Why Isn't There Better Representation on TV News Shows?
Representation is a huge challenge for newsrooms, and you’re right– they need to do better. We talked about why the racial makeup of a newsroom matters in a post earlier this year, but you bring up another problem: The failure to diversify the sources that are interviewed in the news media day in and day out. When news outlets consult the same people, again and again, the audience is deprived of a full range of voices, perspectives and even facts. A lack of diversity and representation can also breed audience disengagement and mistrust.
Data from the Women’s Media Center back up your observation. Researchers tracked gender and race representation on the five big Sunday morning political shows for a year and said that “women and people of color are practically invisible.”
The study revealed that 68 percent of the guests on these influential programs were men, and more than half of those men were white. People of color accounted for just over a quarter of all interviews, and women for less than a third of them. These gender and racial disparities demonstrate a failure to reflect current demographics in which women represent more than half of the U.S. population and people of color nearly 40 percent.
Julie Burton, president and CEO of the Women’s Media Center, says that lack of representation has real consequences. “The major Sunday news shows set the tone for news coverage on all media platforms,” says Burton. “The stories covered and the experts and opinion leaders featured tell us who has power — who and what the shapers of media think we should care about.”
These shows not only set the agenda for the next news cycle but also enhance their guests’ reputation and prestige, making them even more influential. And more likely to be invited back again and again. Also no surprise, seven of the top 10 guests who came back for those repeat appearances were white men.
It’s pretty much the same story for newspapers and radio. For example, The Sacramento Bee found that 75 percent of its sources were male and that most were white, which does not reflect Sacramento’s demographics.
On NPR, two-thirds of the voices were men and more than 80 percent white, according to the last company-wide survey done in 2018.
Even more disappointing, the percentage of white voices actually increased from 2015 despite efforts to include more racially and ethnically diverse sources.
So what can be done? Well first, recognize the problem.
Most reporters will tell you they are seeking out and including diverse voices in their stories, but the only way to know for sure is to track the racial and gender makeup of all their sources. The results are often not what they expect and can alert reporters to unconscious biases.
The Atlantic’s science journalist, Ed Yong, does a monthly inventory of the number of women and people of color in his work and finds the exercise valuable. “Crucially, I tracked how I was doing in a simple spreadsheet. I can’t overstate the importance of that: It is a vaccine against self-delusion. It prevents me from wrongly believing that all is well,” said Yong, who has increased both the number of women and people of color in his stories and is now working on including more sources from the LGBTQ community.
Tracking can also help newsrooms become more inclusive. NPR’s Business Desk started tracking its sources after that embarrassing 2018 report, and according to the head of the desk, Pallavi Gogoi, it’s working. In the first quarter of this year, only half of its sources were male or white, while black sources increased to 22 percent and Asian sources rose to 13 percent. “The dramatic change proves that consciously selecting sources and stories makes a difference,” says Gogoi.
There are other, albeit longer-term, solutions. Newsrooms not only need to recruit women and people of color but make sure they are groomed for leadership roles and editorial decision-making. Media ownership also needs to diversify because it, too, is disproportionately dominated by white men.
There is no time to waste. According to census projections, the United States is expected to become a minority-white society by 2045. News outlets that fail to address these inequities do so at their own peril. Not only will they be unable to fulfill their mission to provide news that accurately reflects the world we live in, they also risk losing both their profits and audience.
This article was originally published on News Literacy Matters.
Award-winning international business journalist Sissel McCarthy is a Distinguished Lecturer and Director of the Journalism Program at Hunter College and founder of NewsLiteracyMatters.com, an online platform dedicated to teaching people how to find credible information in this digital age. She has been teaching news literacy and multimedia reporting and writing for more than 16 years at Hunter College, NYU, and Emory University following her career as an anchor and reporter at CNN and CNBC. McCarthy serves on the board of the Association of Foreign Press Correspondents.

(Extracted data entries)
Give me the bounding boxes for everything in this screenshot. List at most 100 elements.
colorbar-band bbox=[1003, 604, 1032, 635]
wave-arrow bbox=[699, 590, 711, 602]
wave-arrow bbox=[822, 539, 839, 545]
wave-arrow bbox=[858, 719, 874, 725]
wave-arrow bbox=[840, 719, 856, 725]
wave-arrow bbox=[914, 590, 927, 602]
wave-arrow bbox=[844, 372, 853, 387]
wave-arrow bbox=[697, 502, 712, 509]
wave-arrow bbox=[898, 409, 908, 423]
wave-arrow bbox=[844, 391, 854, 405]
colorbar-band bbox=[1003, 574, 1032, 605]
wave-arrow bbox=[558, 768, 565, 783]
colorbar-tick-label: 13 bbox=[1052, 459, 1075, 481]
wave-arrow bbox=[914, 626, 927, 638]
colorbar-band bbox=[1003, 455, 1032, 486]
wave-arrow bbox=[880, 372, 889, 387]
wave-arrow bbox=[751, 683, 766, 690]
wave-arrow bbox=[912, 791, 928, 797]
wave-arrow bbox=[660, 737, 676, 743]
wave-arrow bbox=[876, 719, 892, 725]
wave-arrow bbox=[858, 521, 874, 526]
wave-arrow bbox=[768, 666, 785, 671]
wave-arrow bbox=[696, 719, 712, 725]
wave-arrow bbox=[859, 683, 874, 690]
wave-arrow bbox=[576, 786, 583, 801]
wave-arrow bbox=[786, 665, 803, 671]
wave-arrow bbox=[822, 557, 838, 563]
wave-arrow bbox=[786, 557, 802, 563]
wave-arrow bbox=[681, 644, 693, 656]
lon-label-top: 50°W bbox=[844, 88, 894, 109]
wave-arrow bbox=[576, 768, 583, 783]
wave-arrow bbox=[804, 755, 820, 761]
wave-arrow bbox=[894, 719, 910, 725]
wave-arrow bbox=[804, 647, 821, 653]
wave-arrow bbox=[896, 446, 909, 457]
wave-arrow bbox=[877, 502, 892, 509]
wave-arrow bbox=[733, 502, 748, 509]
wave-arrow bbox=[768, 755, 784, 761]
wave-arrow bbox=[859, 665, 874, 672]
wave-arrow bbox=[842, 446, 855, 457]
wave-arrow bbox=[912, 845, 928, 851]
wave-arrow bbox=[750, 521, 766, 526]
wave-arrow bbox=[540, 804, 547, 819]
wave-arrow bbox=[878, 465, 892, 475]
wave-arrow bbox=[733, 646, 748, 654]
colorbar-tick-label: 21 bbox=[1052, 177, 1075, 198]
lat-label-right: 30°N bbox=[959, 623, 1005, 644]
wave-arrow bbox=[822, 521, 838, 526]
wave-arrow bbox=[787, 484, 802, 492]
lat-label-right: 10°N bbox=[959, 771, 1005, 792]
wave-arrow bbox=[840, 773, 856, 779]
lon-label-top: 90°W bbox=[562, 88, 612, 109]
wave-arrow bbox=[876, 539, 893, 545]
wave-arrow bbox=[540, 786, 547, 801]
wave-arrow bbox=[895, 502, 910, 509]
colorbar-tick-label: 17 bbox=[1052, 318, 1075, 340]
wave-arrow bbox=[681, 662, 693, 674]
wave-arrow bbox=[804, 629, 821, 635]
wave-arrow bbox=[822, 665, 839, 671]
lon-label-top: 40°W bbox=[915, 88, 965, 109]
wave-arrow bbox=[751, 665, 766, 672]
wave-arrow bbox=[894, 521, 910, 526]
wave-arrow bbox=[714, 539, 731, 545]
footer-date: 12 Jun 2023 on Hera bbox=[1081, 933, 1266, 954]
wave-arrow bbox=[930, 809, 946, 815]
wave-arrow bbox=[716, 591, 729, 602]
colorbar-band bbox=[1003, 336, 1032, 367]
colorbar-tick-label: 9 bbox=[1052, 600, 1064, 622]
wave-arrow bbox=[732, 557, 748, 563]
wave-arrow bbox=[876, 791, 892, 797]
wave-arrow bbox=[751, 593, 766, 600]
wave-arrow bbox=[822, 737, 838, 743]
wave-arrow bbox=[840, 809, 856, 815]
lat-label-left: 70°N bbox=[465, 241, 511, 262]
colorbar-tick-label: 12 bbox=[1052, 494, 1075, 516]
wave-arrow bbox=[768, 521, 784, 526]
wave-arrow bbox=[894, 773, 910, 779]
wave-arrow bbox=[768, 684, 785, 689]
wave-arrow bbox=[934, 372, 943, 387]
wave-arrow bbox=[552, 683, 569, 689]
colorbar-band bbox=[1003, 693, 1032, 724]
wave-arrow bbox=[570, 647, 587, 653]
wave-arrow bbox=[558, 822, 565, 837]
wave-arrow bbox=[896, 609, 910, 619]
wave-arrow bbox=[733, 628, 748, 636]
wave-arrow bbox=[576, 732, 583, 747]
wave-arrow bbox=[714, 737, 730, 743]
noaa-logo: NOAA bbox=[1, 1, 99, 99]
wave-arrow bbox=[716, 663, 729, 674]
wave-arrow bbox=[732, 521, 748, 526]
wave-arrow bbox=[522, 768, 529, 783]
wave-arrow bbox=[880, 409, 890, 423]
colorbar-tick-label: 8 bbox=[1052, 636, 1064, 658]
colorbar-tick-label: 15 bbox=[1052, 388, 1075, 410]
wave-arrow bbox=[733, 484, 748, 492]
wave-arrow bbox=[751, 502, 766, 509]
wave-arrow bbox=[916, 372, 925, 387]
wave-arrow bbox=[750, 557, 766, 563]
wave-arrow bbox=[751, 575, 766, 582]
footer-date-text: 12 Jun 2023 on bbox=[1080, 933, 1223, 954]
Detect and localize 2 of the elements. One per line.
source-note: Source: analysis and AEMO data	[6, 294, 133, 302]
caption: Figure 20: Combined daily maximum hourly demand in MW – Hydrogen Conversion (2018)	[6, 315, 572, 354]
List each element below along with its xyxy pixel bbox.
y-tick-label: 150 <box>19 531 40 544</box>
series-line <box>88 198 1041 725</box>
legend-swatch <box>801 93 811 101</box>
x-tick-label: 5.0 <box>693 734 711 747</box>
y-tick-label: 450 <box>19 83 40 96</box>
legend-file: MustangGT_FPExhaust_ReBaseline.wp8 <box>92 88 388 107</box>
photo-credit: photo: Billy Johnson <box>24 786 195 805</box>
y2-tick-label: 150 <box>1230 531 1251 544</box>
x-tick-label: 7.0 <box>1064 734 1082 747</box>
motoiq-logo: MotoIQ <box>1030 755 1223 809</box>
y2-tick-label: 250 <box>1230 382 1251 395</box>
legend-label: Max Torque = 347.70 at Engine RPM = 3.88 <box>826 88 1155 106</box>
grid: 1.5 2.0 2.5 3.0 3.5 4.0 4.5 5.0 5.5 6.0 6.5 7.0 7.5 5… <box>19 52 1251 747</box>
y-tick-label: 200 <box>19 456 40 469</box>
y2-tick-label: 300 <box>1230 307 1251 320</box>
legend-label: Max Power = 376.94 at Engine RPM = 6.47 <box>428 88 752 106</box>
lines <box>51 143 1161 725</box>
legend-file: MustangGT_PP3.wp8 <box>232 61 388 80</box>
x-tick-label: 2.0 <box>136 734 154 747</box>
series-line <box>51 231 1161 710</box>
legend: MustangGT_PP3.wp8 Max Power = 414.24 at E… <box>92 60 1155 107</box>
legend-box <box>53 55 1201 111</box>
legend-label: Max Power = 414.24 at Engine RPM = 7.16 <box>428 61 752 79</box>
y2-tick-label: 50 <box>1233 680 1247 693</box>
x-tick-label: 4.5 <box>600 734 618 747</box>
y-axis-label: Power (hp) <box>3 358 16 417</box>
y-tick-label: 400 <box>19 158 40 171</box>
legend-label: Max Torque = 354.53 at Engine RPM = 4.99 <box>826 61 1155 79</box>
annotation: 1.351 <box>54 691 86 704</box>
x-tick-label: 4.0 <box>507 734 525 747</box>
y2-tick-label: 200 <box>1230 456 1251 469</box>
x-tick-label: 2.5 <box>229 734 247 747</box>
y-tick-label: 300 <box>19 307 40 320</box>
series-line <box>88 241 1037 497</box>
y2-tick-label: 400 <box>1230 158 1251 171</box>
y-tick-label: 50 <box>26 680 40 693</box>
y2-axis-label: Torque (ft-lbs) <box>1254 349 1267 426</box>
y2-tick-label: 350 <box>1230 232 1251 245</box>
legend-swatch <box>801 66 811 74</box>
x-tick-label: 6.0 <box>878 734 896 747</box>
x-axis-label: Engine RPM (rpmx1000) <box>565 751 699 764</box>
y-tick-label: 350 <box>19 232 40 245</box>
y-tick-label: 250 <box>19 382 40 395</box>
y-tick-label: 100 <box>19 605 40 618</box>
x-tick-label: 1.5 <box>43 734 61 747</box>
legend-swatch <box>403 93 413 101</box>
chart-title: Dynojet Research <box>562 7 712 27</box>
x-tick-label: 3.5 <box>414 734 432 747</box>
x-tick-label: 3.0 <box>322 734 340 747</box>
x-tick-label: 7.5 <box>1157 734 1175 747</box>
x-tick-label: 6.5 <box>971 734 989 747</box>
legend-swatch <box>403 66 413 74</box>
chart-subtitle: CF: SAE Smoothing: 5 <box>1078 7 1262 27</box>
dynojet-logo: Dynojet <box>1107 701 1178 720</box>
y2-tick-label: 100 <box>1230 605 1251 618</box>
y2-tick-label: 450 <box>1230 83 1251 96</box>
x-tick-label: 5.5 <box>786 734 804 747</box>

● Problem statement
Decide whether each statement below agrees with the article on news representation. Answer yes or no, and quote the words of the article that decide it.
(a) Men made up 68 percent of the guests on the Sunday morning political shows.
(b) The percentage of white voices on NPR fell after 2015.
(c) NPR's Business Desk began tracking its sources after the 2018 report.

● Exercise solution
(a) Yes: "68 percent of the guests on these influential programs were men"
(b) No: "the percentage of white voices actually increased from 2015"
(c) Yes: "NPR’s Business Desk started tracking its sources after that embarrassing 2018 report"